DIRECTIONS FOR THIS TASK -
Scan the entries below. List each line with "individual".

* * * * * * * * *

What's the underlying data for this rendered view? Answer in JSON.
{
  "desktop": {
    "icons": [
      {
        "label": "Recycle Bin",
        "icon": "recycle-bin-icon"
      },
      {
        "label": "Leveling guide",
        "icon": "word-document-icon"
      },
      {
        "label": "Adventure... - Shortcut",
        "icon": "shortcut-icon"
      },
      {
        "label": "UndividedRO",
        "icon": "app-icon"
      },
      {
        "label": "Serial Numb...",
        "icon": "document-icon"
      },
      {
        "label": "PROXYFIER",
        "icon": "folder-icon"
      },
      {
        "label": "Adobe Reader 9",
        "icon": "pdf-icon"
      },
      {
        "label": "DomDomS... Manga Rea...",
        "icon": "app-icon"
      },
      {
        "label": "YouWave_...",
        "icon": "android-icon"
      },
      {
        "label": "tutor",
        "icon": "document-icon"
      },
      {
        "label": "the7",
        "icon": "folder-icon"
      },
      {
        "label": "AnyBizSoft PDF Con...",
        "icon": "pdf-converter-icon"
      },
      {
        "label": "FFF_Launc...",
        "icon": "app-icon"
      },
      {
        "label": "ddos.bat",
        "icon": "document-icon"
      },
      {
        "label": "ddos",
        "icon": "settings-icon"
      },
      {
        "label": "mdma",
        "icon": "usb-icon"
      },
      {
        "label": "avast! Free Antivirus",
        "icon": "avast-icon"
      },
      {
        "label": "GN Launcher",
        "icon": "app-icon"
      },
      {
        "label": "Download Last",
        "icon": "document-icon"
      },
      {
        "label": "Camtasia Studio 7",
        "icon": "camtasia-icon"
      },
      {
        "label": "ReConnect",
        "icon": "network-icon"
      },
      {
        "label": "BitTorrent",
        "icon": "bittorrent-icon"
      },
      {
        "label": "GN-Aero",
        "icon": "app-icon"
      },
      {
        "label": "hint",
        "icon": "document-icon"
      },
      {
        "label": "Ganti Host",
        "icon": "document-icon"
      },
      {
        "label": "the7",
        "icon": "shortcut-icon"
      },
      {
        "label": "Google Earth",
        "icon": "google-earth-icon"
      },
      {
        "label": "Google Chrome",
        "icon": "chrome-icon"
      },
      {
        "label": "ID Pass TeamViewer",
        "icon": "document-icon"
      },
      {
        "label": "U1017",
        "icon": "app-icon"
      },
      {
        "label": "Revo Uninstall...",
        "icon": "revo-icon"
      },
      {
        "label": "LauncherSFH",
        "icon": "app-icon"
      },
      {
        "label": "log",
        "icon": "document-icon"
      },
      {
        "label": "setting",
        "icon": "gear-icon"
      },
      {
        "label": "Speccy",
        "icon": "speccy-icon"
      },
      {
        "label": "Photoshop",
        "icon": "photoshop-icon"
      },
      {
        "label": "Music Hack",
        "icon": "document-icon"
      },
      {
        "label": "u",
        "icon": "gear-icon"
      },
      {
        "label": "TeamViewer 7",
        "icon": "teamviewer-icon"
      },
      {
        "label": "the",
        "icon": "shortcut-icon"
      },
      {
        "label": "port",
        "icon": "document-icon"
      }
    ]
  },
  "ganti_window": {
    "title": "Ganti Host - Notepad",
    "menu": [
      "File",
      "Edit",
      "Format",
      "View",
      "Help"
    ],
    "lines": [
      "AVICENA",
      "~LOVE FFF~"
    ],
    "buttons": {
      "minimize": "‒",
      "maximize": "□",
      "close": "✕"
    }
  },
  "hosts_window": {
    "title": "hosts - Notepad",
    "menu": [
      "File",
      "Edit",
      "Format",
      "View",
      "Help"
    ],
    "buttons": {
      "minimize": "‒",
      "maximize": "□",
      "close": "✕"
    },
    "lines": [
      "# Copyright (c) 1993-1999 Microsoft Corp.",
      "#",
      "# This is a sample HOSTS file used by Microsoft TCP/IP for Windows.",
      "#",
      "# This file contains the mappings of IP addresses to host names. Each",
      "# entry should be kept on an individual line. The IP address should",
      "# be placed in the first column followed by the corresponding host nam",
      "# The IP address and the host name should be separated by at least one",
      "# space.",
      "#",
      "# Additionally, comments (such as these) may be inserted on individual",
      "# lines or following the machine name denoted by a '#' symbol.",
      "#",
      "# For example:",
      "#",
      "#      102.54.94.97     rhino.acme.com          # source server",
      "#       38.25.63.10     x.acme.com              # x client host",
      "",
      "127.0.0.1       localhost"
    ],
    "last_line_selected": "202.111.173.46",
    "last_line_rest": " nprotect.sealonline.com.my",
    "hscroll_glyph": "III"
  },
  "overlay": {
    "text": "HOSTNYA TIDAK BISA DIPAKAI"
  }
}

* * * * * * * * *

WRITTEN ANSWER -
      "# entry should be kept on an individual line. The IP address should",
      "# Additionally, comments (such as these) may be inserted on individual",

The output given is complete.